Every line containing the word "правосудия" needs to be found and copied.

*RECORDED DATA*
— BEGIN —
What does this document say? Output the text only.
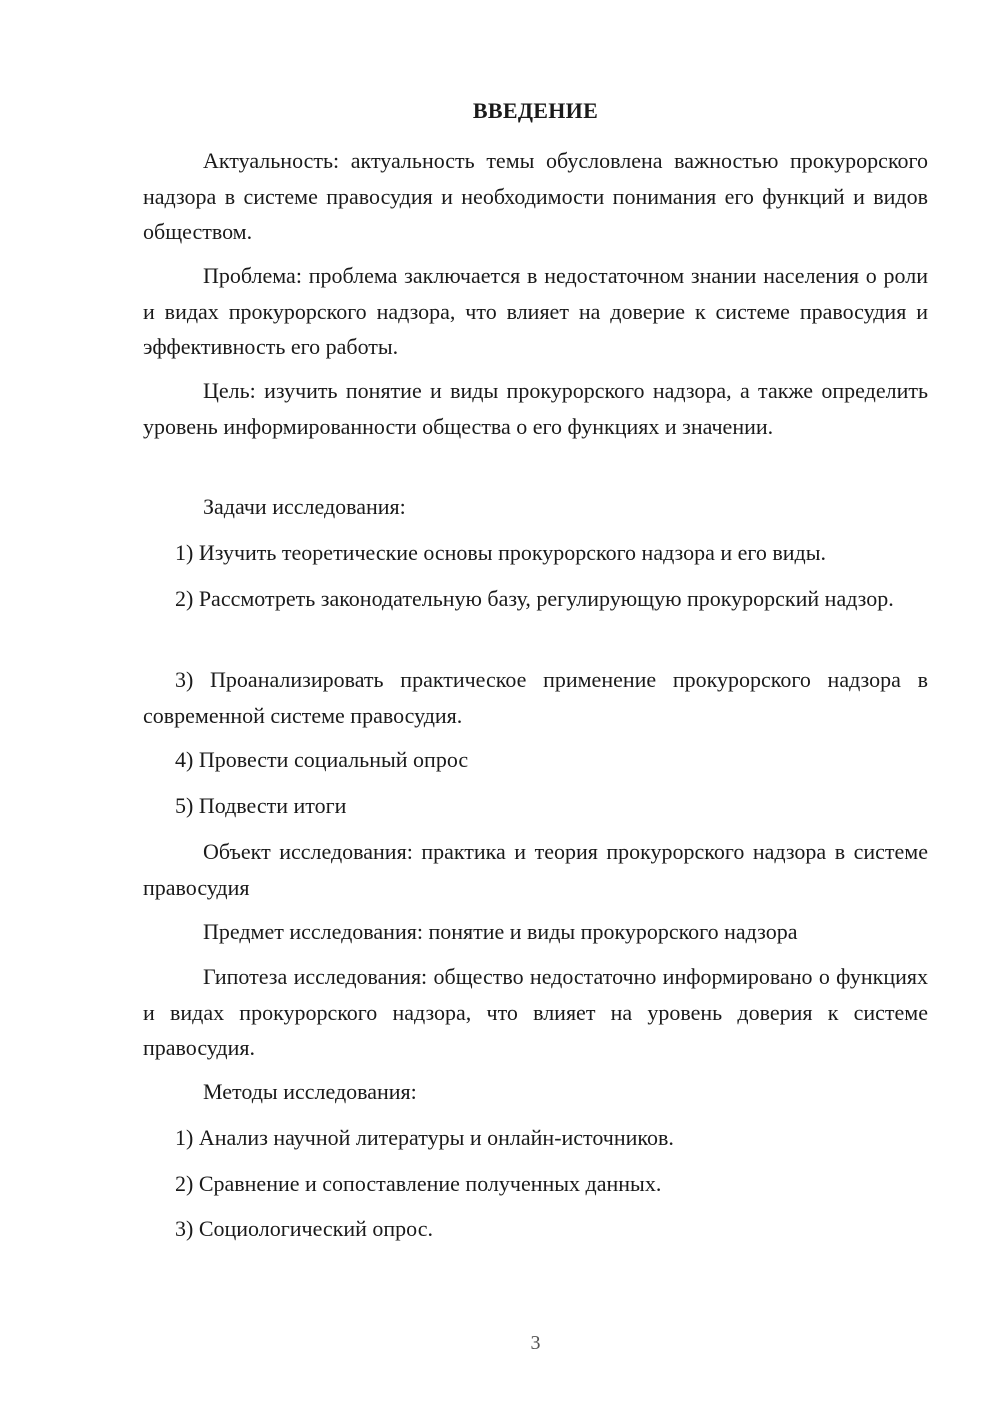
ВВЕДЕНИЕ

Актуальность: актуальность темы обусловлена важностью прокурорского надзора в системе правосудия и необходимости понимания его функций и видов обществом.

Проблема: проблема заключается в недостаточном знании населения о роли и видах прокурорского надзора, что влияет на доверие к системе правосудия и эффективность его работы.

Цель: изучить понятие и виды прокурорского надзора, а также определить уровень информированности общества о его функциях и значении.

Задачи исследования:

1) Изучить теоретические основы прокурорского надзора и его виды.

2) Рассмотреть законодательную базу, регулирующую прокурорский надзор.

3) Проанализировать практическое применение прокурорского надзора в современной системе правосудия.

4) Провести социальный опрос

5) Подвести итоги

Объект исследования: практика и теория прокурорского надзора в системе правосудия

Предмет исследования: понятие и виды прокурорского надзора

Гипотеза исследования: общество недостаточно информировано о функциях и видах прокурорского надзора, что влияет на уровень доверия к системе правосудия.

Методы исследования:

1) Анализ научной литературы и онлайн-источников.

2) Сравнение и сопоставление полученных данных.

3) Социологический опрос.

3
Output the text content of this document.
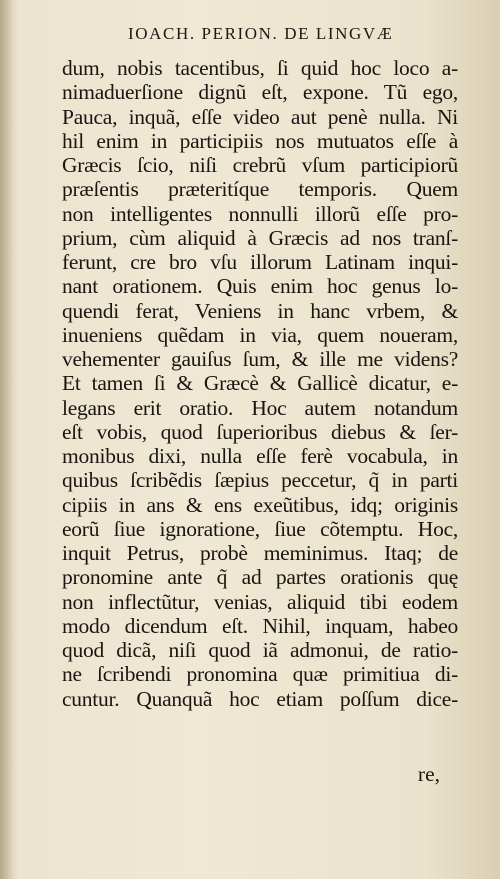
IOACH. PERION. DE LINGVÆ
dum, nobis tacentibus, ſi quid hoc loco a-
nimaduerſione dignũ eſt, expone. Tũ ego,
Pauca, inquã, eſſe video aut penè nulla. Ni
hil enim in participiis nos mutuatos eſſe à
Græcis ſcio, niſi crebrũ vſum participiorũ
præſentis præteritíque temporis. Quem
non intelligentes nonnulli illorũ eſſe pro-
prium, cùm aliquid à Græcis ad nos tranſ-
ferunt, cre bro vſu illorum Latinam inqui-
nant orationem. Quis enim hoc genus lo-
quendi ferat, Veniens in hanc vrbem, &
inueniens quẽdam in via, quem noueram,
vehementer gauiſus ſum, & ille me videns?
Et tamen ſi & Græcè & Gallicè dicatur, e-
legans erit oratio. Hoc autem notandum
eſt vobis, quod ſuperioribus diebus & ſer-
monibus dixi, nulla eſſe ferè vocabula, in
quibus ſcribẽdis ſæpius peccetur, q̃ in parti
cipiis in ans & ens exeũtibus, idq; originis
eorũ ſiue ignoratione, ſiue cõtemptu. Hoc,
inquit Petrus, probè meminimus. Itaq; de
pronomine ante q̃ ad partes orationis quę
non inflectũtur, venias, aliquid tibi eodem
modo dicendum eſt. Nihil, inquam, habeo
quod dicã, niſi quod iã admonui, de ratio-
ne ſcribendi pronomina quæ primitiua di-
cuntur. Quanquã hoc etiam poſſum dice-
re,
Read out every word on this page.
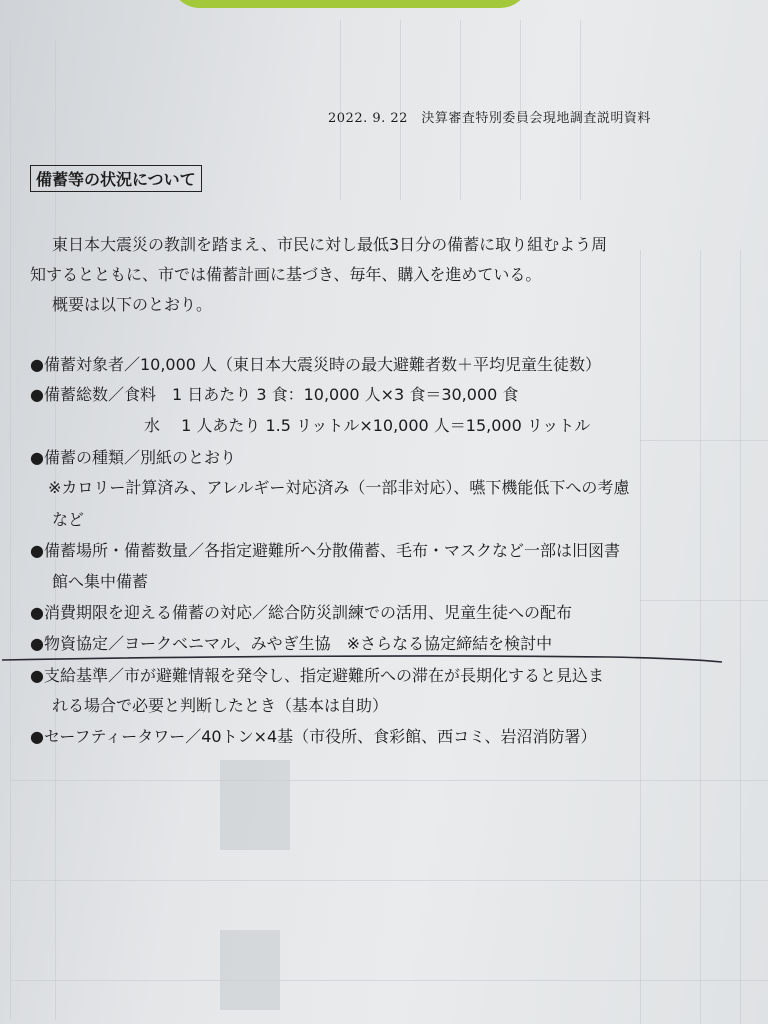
2022. 9. 22　決算審査特別委員会現地調査説明資料
備蓄等の状況について
東日本大震災の教訓を踏まえ、市民に対し最低3日分の備蓄に取り組むよう周
知するとともに、市では備蓄計画に基づき、毎年、購入を進めている。
概要は以下のとおり。
●備蓄対象者／10,000 人（東日本大震災時の最大避難者数＋平均児童生徒数）
●備蓄総数／食料　1 日あたり 3 食：10,000 人×3 食＝30,000 食
水　 1 人あたり 1.5 リットル×10,000 人＝15,000 リットル
●備蓄の種類／別紙のとおり
※カロリー計算済み、アレルギー対応済み（一部非対応）、嚥下機能低下への考慮
など
●備蓄場所・備蓄数量／各指定避難所へ分散備蓄、毛布・マスクなど一部は旧図書
館へ集中備蓄
●消費期限を迎える備蓄の対応／総合防災訓練での活用、児童生徒への配布
●物資協定／ヨークベニマル、みやぎ生協　※さらなる協定締結を検討中
●支給基準／市が避難情報を発令し、指定避難所への滞在が長期化すると見込ま
れる場合で必要と判断したとき（基本は自助）
●セーフティータワー／40トン×4基（市役所、食彩館、西コミ、岩沼消防署）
— END —
*SOLUTION TO THIS EXERCISE*
Актуальность: актуальность темы обусловлена важностью прокурорского надзора в системе правосудия и необходимости понимания его функций и видов обществом.
Проблема: проблема заключается в недостаточном знании населения о роли и видах прокурорского надзора, что влияет на доверие к системе правосудия и эффективность его работы.
3) Проанализировать практическое применение прокурорского надзора в современной системе правосудия.
Объект исследования: практика и теория прокурорского надзора в системе правосудия
Гипотеза исследования: общество недостаточно информировано о функциях и видах прокурорского надзора, что влияет на уровень доверия к системе правосудия.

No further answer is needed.